-- BEGIN --

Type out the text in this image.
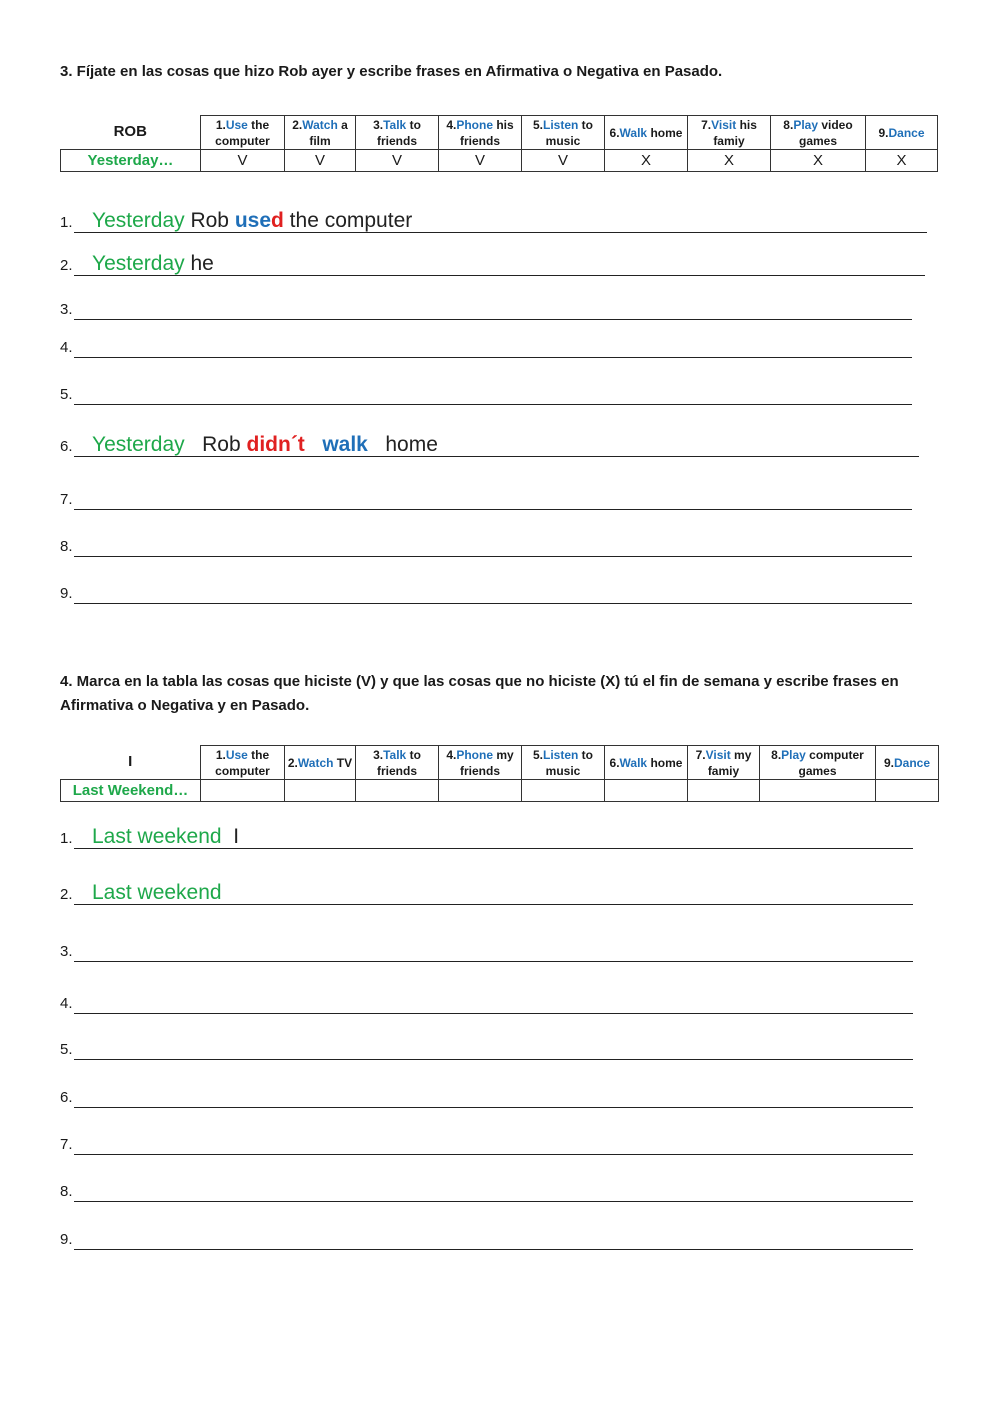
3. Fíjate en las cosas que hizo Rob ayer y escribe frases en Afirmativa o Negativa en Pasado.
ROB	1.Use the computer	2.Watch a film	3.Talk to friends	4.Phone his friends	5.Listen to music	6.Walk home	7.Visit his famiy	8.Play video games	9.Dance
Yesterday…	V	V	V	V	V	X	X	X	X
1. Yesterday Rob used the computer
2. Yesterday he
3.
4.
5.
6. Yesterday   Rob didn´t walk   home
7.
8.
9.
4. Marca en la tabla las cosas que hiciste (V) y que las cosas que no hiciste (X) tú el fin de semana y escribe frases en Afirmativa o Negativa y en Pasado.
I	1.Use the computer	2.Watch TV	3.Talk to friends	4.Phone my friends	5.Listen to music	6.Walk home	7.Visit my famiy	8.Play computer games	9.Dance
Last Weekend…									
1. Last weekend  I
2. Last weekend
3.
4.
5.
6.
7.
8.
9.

-- END --
-- BEGIN --

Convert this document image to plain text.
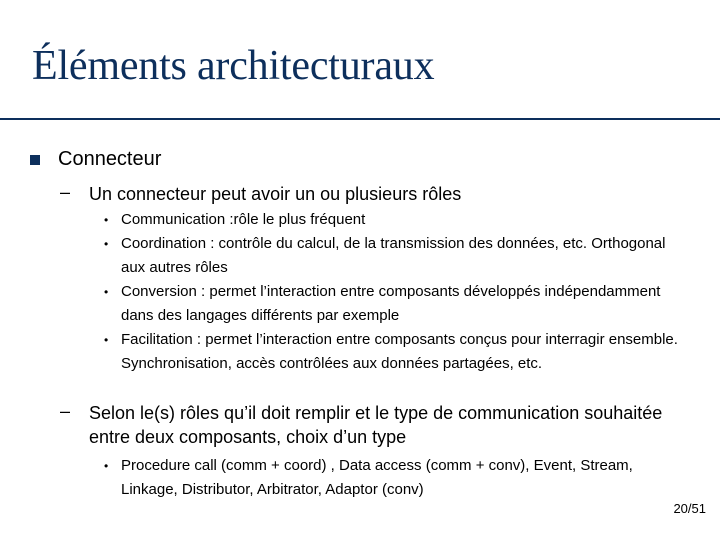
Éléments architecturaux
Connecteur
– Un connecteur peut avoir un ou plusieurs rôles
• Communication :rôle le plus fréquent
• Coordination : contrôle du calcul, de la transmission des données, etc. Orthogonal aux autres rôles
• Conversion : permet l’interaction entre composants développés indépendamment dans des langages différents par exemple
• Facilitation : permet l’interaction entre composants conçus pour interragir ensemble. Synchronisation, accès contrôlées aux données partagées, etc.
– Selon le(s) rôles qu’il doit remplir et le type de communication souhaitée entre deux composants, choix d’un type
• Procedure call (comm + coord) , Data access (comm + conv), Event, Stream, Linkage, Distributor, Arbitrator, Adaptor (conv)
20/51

-- END --

Count how many lines of the material hold the string "Pasado". Give the number and nothing more.

2